Scan the records and identify every line in which the string "structure" occurs, then return those lines.
Start Material provided
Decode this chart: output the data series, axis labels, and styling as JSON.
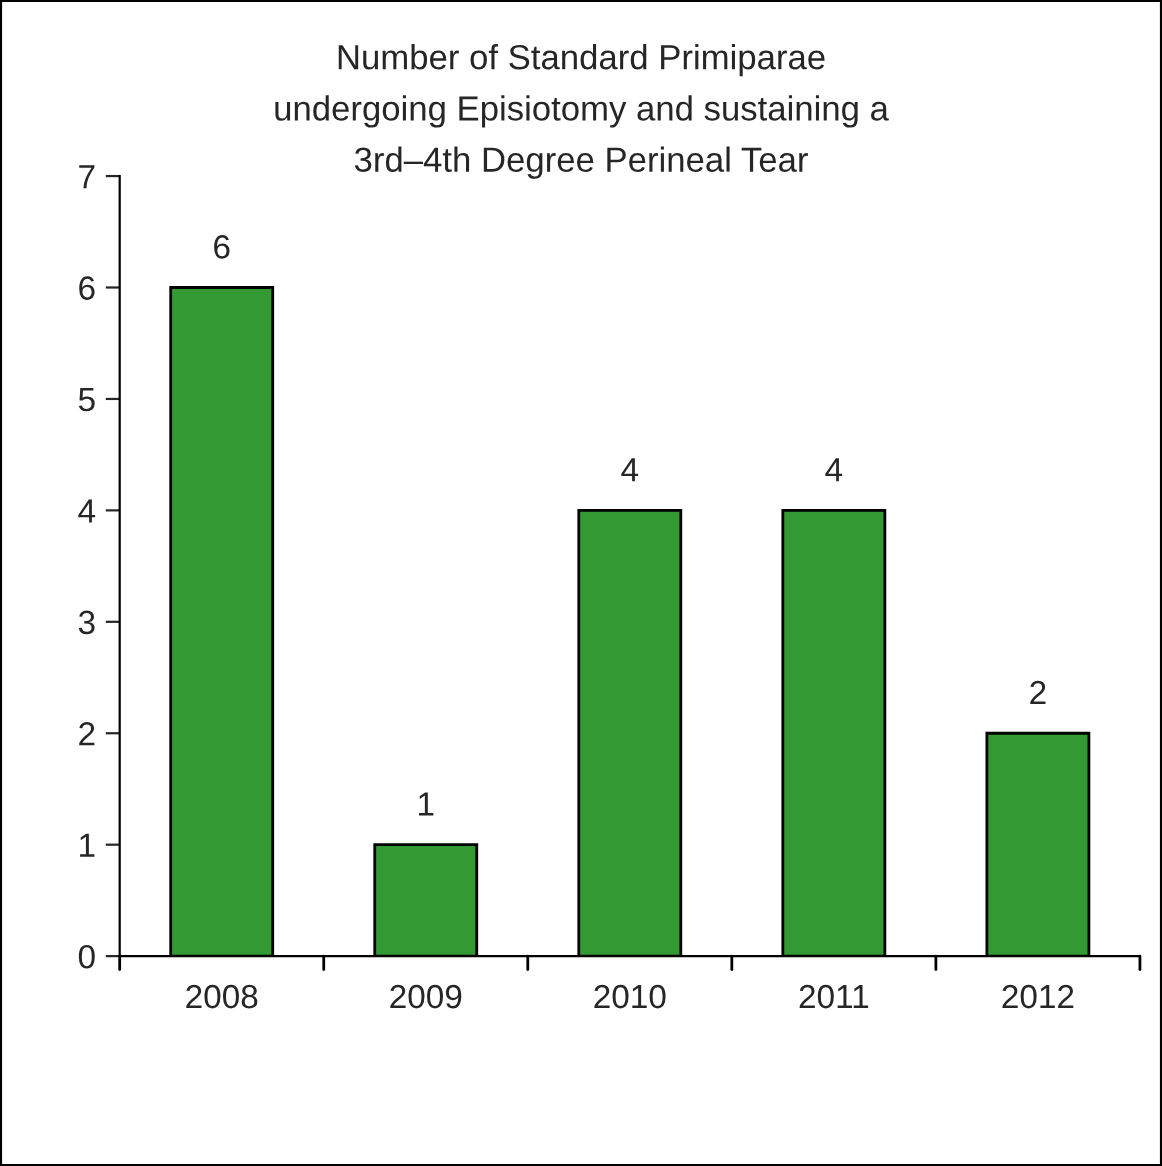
{
  "chart_data": {
    "type": "bar",
    "title": "Number of Standard Primiparae\nundergoing Episiotomy and sustaining a\n3rd–4th Degree Perineal Tear",
    "categories": [
      "2008",
      "2009",
      "2010",
      "2011",
      "2012"
    ],
    "values": [
      6,
      1,
      4,
      4,
      2
    ],
    "color": "#339933",
    "ylim": [
      0,
      7
    ],
    "yticks": [
      0,
      1,
      2,
      3,
      4,
      5,
      6,
      7
    ],
    "data_labels": true,
    "grid": false,
    "legend": false
  }
}
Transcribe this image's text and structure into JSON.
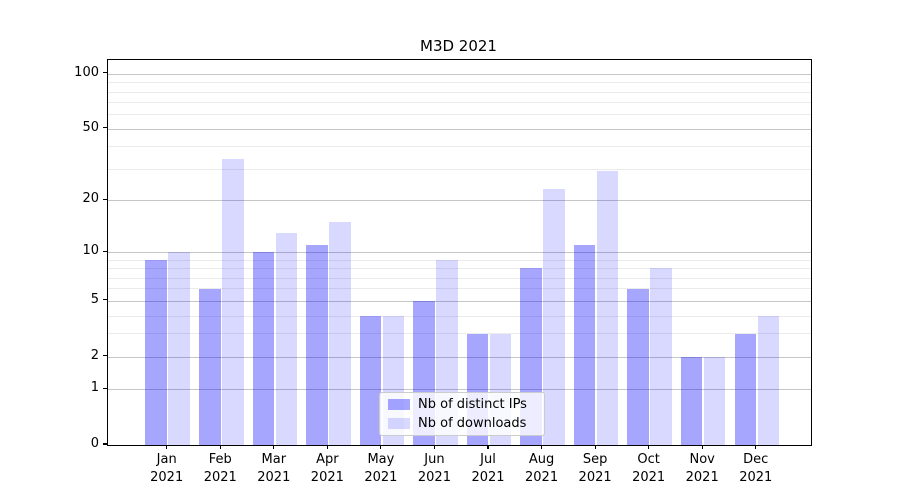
{
  "title": "M3D 2021",
  "chart_data": {
    "type": "bar",
    "title": "M3D 2021",
    "months": [
      "Jan",
      "Feb",
      "Mar",
      "Apr",
      "May",
      "Jun",
      "Jul",
      "Aug",
      "Sep",
      "Oct",
      "Nov",
      "Dec"
    ],
    "year_label": "2021",
    "series": [
      {
        "name": "Nb of distinct IPs",
        "color": "rgba(0,0,255,0.35)",
        "color_hex": "#a6a6ff",
        "values": [
          9,
          6,
          10,
          11,
          4,
          5,
          3,
          8,
          11,
          6,
          2,
          3
        ]
      },
      {
        "name": "Nb of downloads",
        "color": "rgba(0,0,255,0.15)",
        "color_hex": "#d9d9ff",
        "values": [
          10,
          34,
          13,
          15,
          4,
          9,
          3,
          23,
          29,
          8,
          2,
          4
        ]
      }
    ],
    "yscale": "log1p",
    "yticks_major": [
      0,
      1,
      2,
      5,
      10,
      20,
      50,
      100
    ],
    "yticks_minor": [
      3,
      4,
      6,
      7,
      8,
      9,
      30,
      40,
      60,
      70,
      80,
      90
    ],
    "ylim": [
      0,
      117
    ],
    "xlabel": "",
    "ylabel": "",
    "grid": "both",
    "legend_position": "lower center"
  }
}
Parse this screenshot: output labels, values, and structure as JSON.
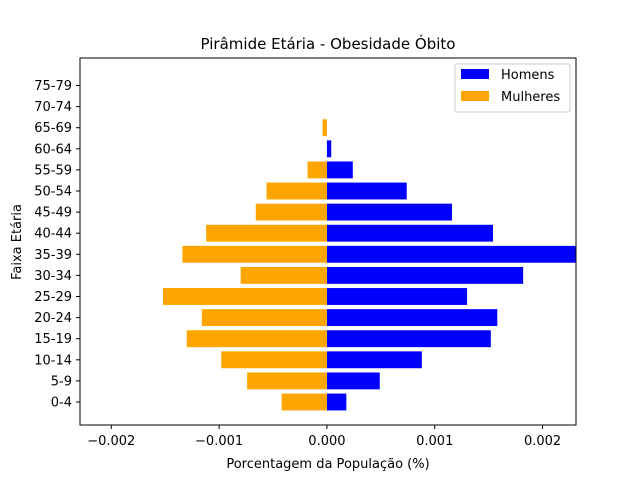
{
  "chart_data": {
    "type": "bar",
    "orientation": "horizontal",
    "title": "Pirâmide Etária - Obesidade Óbito",
    "xlabel": "Porcentagem da População (%)",
    "ylabel": "Faixa Etária",
    "xlim": [
      -0.00229,
      0.00231
    ],
    "x_ticks": [
      -0.002,
      -0.001,
      0.0,
      0.001,
      0.002
    ],
    "x_tick_labels": [
      "−0.002",
      "−0.001",
      "0.000",
      "0.001",
      "0.002"
    ],
    "categories": [
      "0-4",
      "5-9",
      "10-14",
      "15-19",
      "20-24",
      "25-29",
      "30-34",
      "35-39",
      "40-44",
      "45-49",
      "50-54",
      "55-59",
      "60-64",
      "65-69",
      "70-74",
      "75-79"
    ],
    "series": [
      {
        "name": "Homens",
        "color": "#0000ff",
        "values": [
          0.00018,
          0.00049,
          0.00088,
          0.00152,
          0.00158,
          0.0013,
          0.00182,
          0.00231,
          0.00154,
          0.00116,
          0.00074,
          0.00024,
          4e-05,
          0.0,
          0.0,
          0.0
        ]
      },
      {
        "name": "Mulheres",
        "color": "#ffa500",
        "values": [
          -0.00042,
          -0.00074,
          -0.00098,
          -0.0013,
          -0.00116,
          -0.00152,
          -0.0008,
          -0.00134,
          -0.00112,
          -0.00066,
          -0.00056,
          -0.00018,
          0.0,
          -4e-05,
          0.0,
          0.0
        ]
      }
    ],
    "legend_position": "upper-right",
    "grid": false
  }
}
End Material provided
> Full output:
Transcribe this image's text and structure into JSON.
Parse this screenshot: output labels, values, and structure as JSON.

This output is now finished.